Directions for this task = Copy down all of the data underneath, exactly as shown.
begin Excerpted records
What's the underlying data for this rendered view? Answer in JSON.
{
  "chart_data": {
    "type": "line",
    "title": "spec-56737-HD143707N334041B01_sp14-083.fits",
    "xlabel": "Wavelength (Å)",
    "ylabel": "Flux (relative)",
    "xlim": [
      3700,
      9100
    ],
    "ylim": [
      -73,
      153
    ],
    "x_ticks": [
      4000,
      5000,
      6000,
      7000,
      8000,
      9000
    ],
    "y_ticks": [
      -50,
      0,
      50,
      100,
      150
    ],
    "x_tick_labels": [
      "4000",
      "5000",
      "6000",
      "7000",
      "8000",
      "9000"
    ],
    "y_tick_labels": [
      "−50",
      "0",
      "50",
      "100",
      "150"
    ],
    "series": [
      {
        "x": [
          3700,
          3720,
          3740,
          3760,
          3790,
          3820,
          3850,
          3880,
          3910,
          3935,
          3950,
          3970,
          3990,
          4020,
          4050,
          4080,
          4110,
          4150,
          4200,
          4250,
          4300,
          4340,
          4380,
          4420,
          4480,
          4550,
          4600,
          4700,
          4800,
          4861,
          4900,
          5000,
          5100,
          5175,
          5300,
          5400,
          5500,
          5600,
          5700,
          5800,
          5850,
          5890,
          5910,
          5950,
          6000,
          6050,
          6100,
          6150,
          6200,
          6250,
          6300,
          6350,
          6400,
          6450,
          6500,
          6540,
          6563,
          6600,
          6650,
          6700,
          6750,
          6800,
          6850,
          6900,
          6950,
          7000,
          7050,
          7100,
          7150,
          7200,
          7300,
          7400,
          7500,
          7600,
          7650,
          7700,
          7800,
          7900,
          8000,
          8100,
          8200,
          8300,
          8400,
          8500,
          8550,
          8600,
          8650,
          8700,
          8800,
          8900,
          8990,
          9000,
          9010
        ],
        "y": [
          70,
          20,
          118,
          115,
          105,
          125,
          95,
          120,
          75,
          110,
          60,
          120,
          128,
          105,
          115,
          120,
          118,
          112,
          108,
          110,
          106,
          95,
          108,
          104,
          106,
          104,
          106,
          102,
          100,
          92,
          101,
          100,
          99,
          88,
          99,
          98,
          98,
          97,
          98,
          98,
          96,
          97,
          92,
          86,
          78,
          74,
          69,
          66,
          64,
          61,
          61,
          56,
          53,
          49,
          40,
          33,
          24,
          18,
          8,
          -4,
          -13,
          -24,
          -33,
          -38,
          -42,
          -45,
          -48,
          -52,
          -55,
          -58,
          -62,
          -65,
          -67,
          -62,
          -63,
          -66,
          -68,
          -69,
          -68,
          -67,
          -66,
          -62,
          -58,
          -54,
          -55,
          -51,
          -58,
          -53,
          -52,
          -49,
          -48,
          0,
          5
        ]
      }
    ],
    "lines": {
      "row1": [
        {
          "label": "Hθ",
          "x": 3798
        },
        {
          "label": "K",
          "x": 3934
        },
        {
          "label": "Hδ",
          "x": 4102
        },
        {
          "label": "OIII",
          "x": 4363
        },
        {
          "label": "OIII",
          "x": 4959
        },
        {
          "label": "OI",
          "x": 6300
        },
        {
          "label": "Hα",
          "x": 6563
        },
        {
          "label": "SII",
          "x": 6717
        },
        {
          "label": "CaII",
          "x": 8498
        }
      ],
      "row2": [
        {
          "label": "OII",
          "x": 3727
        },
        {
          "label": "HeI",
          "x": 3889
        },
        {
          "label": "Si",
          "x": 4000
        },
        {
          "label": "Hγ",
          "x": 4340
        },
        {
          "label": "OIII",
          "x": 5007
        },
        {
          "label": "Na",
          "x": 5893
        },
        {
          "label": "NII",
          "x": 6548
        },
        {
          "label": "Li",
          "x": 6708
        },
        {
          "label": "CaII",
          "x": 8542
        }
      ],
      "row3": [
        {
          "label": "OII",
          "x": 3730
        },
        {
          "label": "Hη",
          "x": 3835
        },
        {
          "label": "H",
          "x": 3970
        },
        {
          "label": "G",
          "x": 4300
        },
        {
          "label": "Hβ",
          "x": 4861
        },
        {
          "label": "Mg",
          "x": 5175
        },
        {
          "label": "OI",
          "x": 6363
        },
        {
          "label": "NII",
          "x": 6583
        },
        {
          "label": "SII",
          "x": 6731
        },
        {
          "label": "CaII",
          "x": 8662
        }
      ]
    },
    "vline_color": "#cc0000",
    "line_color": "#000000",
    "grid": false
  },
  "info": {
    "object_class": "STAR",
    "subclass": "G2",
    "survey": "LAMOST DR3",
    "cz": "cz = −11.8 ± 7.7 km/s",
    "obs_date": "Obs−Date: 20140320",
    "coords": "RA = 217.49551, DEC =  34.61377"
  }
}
end Excerpted records
Complete response =
What's the underlying data for this rendered view? Answer in JSON.
{
  "chart_data": {
    "type": "line",
    "title": "spec-56737-HD143707N334041B01_sp14-083.fits",
    "xlabel": "Wavelength (Å)",
    "ylabel": "Flux (relative)",
    "xlim": [
      3700,
      9100
    ],
    "ylim": [
      -73,
      153
    ],
    "x_ticks": [
      4000,
      5000,
      6000,
      7000,
      8000,
      9000
    ],
    "y_ticks": [
      -50,
      0,
      50,
      100,
      150
    ],
    "x_tick_labels": [
      "4000",
      "5000",
      "6000",
      "7000",
      "8000",
      "9000"
    ],
    "y_tick_labels": [
      "−50",
      "0",
      "50",
      "100",
      "150"
    ],
    "series": [
      {
        "x": [
          3700,
          3720,
          3740,
          3760,
          3790,
          3820,
          3850,
          3880,
          3910,
          3935,
          3950,
          3970,
          3990,
          4020,
          4050,
          4080,
          4110,
          4150,
          4200,
          4250,
          4300,
          4340,
          4380,
          4420,
          4480,
          4550,
          4600,
          4700,
          4800,
          4861,
          4900,
          5000,
          5100,
          5175,
          5300,
          5400,
          5500,
          5600,
          5700,
          5800,
          5850,
          5890,
          5910,
          5950,
          6000,
          6050,
          6100,
          6150,
          6200,
          6250,
          6300,
          6350,
          6400,
          6450,
          6500,
          6540,
          6563,
          6600,
          6650,
          6700,
          6750,
          6800,
          6850,
          6900,
          6950,
          7000,
          7050,
          7100,
          7150,
          7200,
          7300,
          7400,
          7500,
          7600,
          7650,
          7700,
          7800,
          7900,
          8000,
          8100,
          8200,
          8300,
          8400,
          8500,
          8550,
          8600,
          8650,
          8700,
          8800,
          8900,
          8990,
          9000,
          9010
        ],
        "y": [
          70,
          20,
          118,
          115,
          105,
          125,
          95,
          120,
          75,
          110,
          60,
          120,
          128,
          105,
          115,
          120,
          118,
          112,
          108,
          110,
          106,
          95,
          108,
          104,
          106,
          104,
          106,
          102,
          100,
          92,
          101,
          100,
          99,
          88,
          99,
          98,
          98,
          97,
          98,
          98,
          96,
          97,
          92,
          86,
          78,
          74,
          69,
          66,
          64,
          61,
          61,
          56,
          53,
          49,
          40,
          33,
          24,
          18,
          8,
          -4,
          -13,
          -24,
          -33,
          -38,
          -42,
          -45,
          -48,
          -52,
          -55,
          -58,
          -62,
          -65,
          -67,
          -62,
          -63,
          -66,
          -68,
          -69,
          -68,
          -67,
          -66,
          -62,
          -58,
          -54,
          -55,
          -51,
          -58,
          -53,
          -52,
          -49,
          -48,
          0,
          5
        ]
      }
    ],
    "lines": {
      "row1": [
        {
          "label": "Hθ",
          "x": 3798
        },
        {
          "label": "K",
          "x": 3934
        },
        {
          "label": "Hδ",
          "x": 4102
        },
        {
          "label": "OIII",
          "x": 4363
        },
        {
          "label": "OIII",
          "x": 4959
        },
        {
          "label": "OI",
          "x": 6300
        },
        {
          "label": "Hα",
          "x": 6563
        },
        {
          "label": "SII",
          "x": 6717
        },
        {
          "label": "CaII",
          "x": 8498
        }
      ],
      "row2": [
        {
          "label": "OII",
          "x": 3727
        },
        {
          "label": "HeI",
          "x": 3889
        },
        {
          "label": "Si",
          "x": 4000
        },
        {
          "label": "Hγ",
          "x": 4340
        },
        {
          "label": "OIII",
          "x": 5007
        },
        {
          "label": "Na",
          "x": 5893
        },
        {
          "label": "NII",
          "x": 6548
        },
        {
          "label": "Li",
          "x": 6708
        },
        {
          "label": "CaII",
          "x": 8542
        }
      ],
      "row3": [
        {
          "label": "OII",
          "x": 3730
        },
        {
          "label": "Hη",
          "x": 3835
        },
        {
          "label": "H",
          "x": 3970
        },
        {
          "label": "G",
          "x": 4300
        },
        {
          "label": "Hβ",
          "x": 4861
        },
        {
          "label": "Mg",
          "x": 5175
        },
        {
          "label": "OI",
          "x": 6363
        },
        {
          "label": "NII",
          "x": 6583
        },
        {
          "label": "SII",
          "x": 6731
        },
        {
          "label": "CaII",
          "x": 8662
        }
      ]
    },
    "vline_color": "#cc0000",
    "line_color": "#000000",
    "grid": false
  },
  "info": {
    "object_class": "STAR",
    "subclass": "G2",
    "survey": "LAMOST DR3",
    "cz": "cz = −11.8 ± 7.7 km/s",
    "obs_date": "Obs−Date: 20140320",
    "coords": "RA = 217.49551, DEC =  34.61377"
  }
}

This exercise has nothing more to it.